Stored records:
....

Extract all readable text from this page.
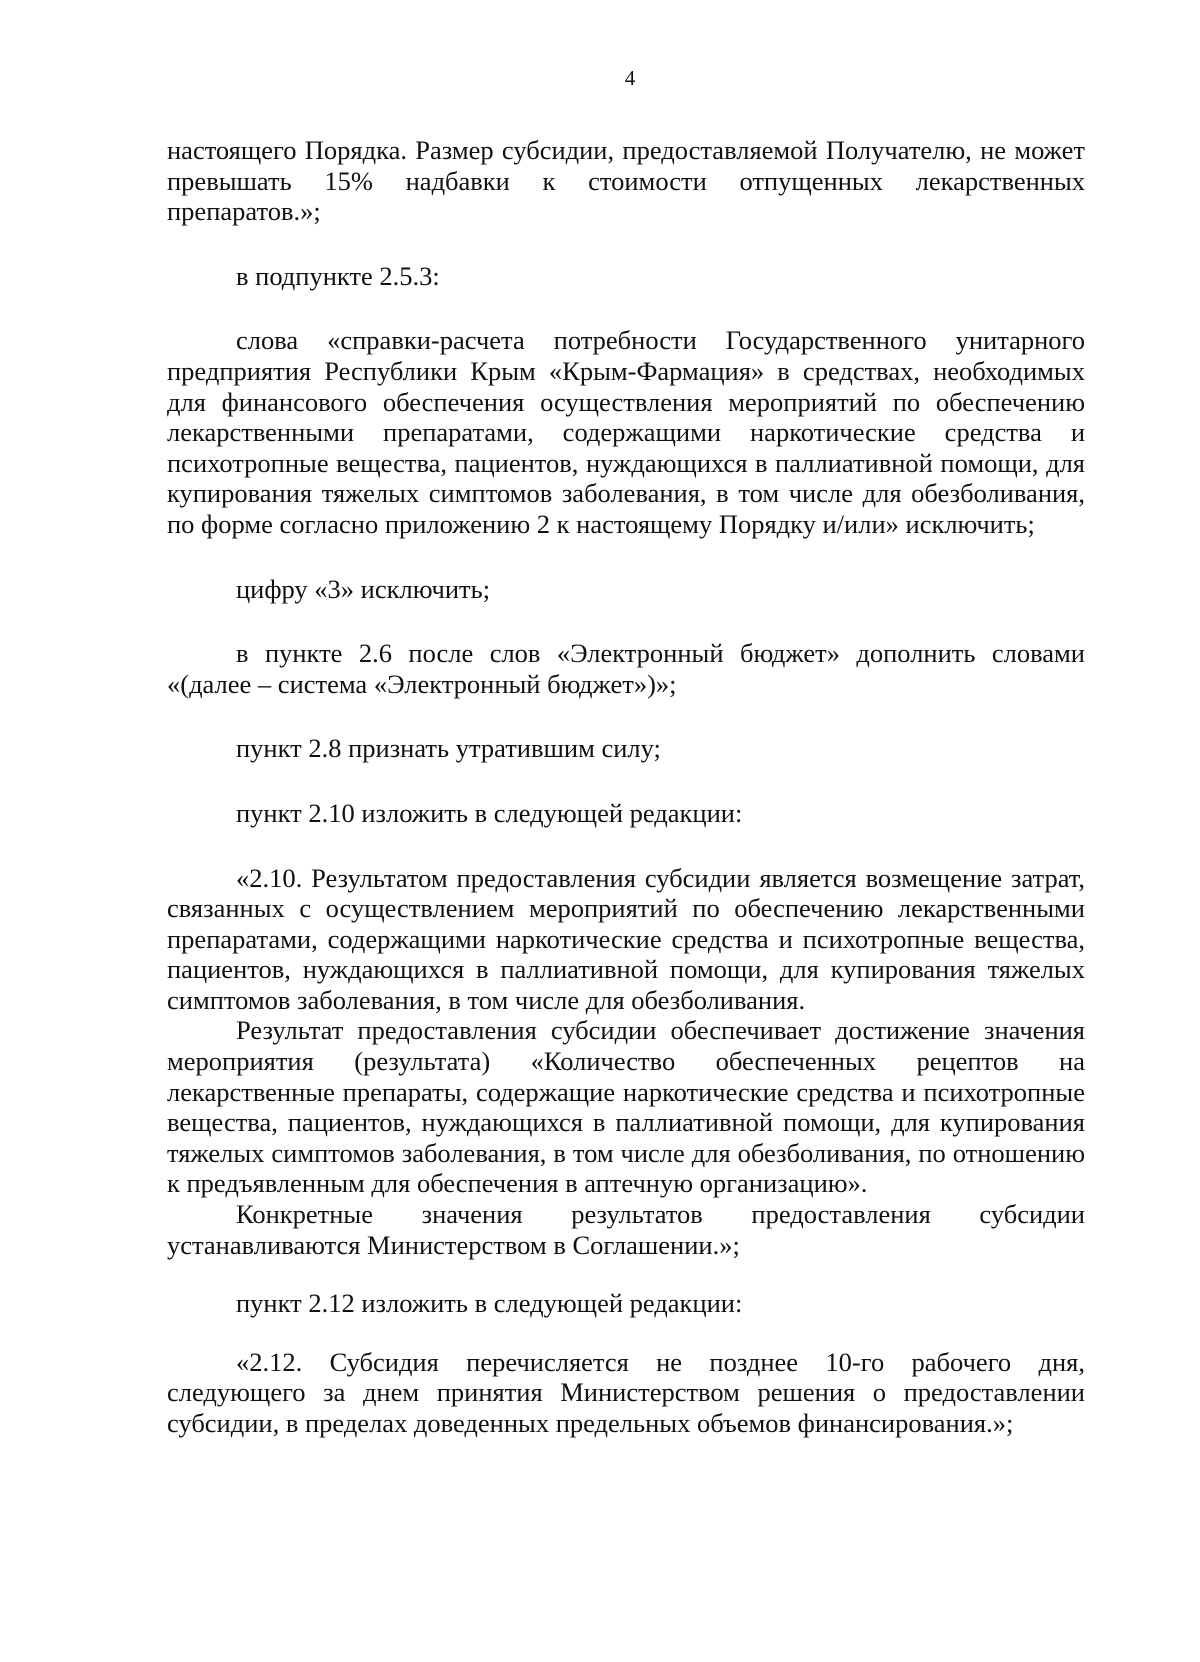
4

настоящего Порядка. Размер субсидии, предоставляемой Получателю, не может превышать 15% надбавки к стоимости отпущенных лекарственных препаратов.»;

в подпункте 2.5.3:

слова «справки-расчета потребности Государственного унитарного предприятия Республики Крым «Крым-Фармация» в средствах, необходимых для финансового обеспечения осуществления мероприятий по обеспечению лекарственными препаратами, содержащими наркотические средства и психотропные вещества, пациентов, нуждающихся в паллиативной помощи, для купирования тяжелых симптомов заболевания, в том числе для обезболивания, по форме согласно приложению 2 к настоящему Порядку и/или» исключить;

цифру «3» исключить;

в пункте 2.6 после слов «Электронный бюджет» дополнить словами «(далее – система «Электронный бюджет»)»;

пункт 2.8 признать утратившим силу;

пункт 2.10 изложить в следующей редакции:

«2.10. Результатом предоставления субсидии является возмещение затрат, связанных с осуществлением мероприятий по обеспечению лекарственными препаратами, содержащими наркотические средства и психотропные вещества, пациентов, нуждающихся в паллиативной помощи, для купирования тяжелых симптомов заболевания, в том числе для обезболивания.

Результат предоставления субсидии обеспечивает достижение значения мероприятия (результата) «Количество обеспеченных рецептов на лекарственные препараты, содержащие наркотические средства и психотропные вещества, пациентов, нуждающихся в паллиативной помощи, для купирования тяжелых симптомов заболевания, в том числе для обезболивания, по отношению к предъявленным для обеспечения в аптечную организацию».

Конкретные значения результатов предоставления субсидии устанавливаются Министерством в Соглашении.»;

пункт 2.12 изложить в следующей редакции:

«2.12. Субсидия перечисляется не позднее 10-го рабочего дня, следующего за днем принятия Министерством решения о предоставлении субсидии, в пределах доведенных предельных объемов финансирования.»;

....

EXERCISE PROMPT - Return the entries unchanged, save for the pictures, which do not belong in the copy.

FULL OUTPUT -
Extract all readable text from this page.
4

настоящего Порядка. Размер субсидии, предоставляемой Получателю, не может превышать 15% надбавки к стоимости отпущенных лекарственных препаратов.»;

в подпункте 2.5.3:

слова «справки-расчета потребности Государственного унитарного предприятия Республики Крым «Крым-Фармация» в средствах, необходимых для финансового обеспечения осуществления мероприятий по обеспечению лекарственными препаратами, содержащими наркотические средства и психотропные вещества, пациентов, нуждающихся в паллиативной помощи, для купирования тяжелых симптомов заболевания, в том числе для обезболивания, по форме согласно приложению 2 к настоящему Порядку и/или» исключить;

цифру «3» исключить;

в пункте 2.6 после слов «Электронный бюджет» дополнить словами «(далее – система «Электронный бюджет»)»;

пункт 2.8 признать утратившим силу;

пункт 2.10 изложить в следующей редакции:

«2.10. Результатом предоставления субсидии является возмещение затрат, связанных с осуществлением мероприятий по обеспечению лекарственными препаратами, содержащими наркотические средства и психотропные вещества, пациентов, нуждающихся в паллиативной помощи, для купирования тяжелых симптомов заболевания, в том числе для обезболивания.

Результат предоставления субсидии обеспечивает достижение значения мероприятия (результата) «Количество обеспеченных рецептов на лекарственные препараты, содержащие наркотические средства и психотропные вещества, пациентов, нуждающихся в паллиативной помощи, для купирования тяжелых симптомов заболевания, в том числе для обезболивания, по отношению к предъявленным для обеспечения в аптечную организацию».

Конкретные значения результатов предоставления субсидии устанавливаются Министерством в Соглашении.»;

пункт 2.12 изложить в следующей редакции:

«2.12. Субсидия перечисляется не позднее 10-го рабочего дня, следующего за днем принятия Министерством решения о предоставлении субсидии, в пределах доведенных предельных объемов финансирования.»;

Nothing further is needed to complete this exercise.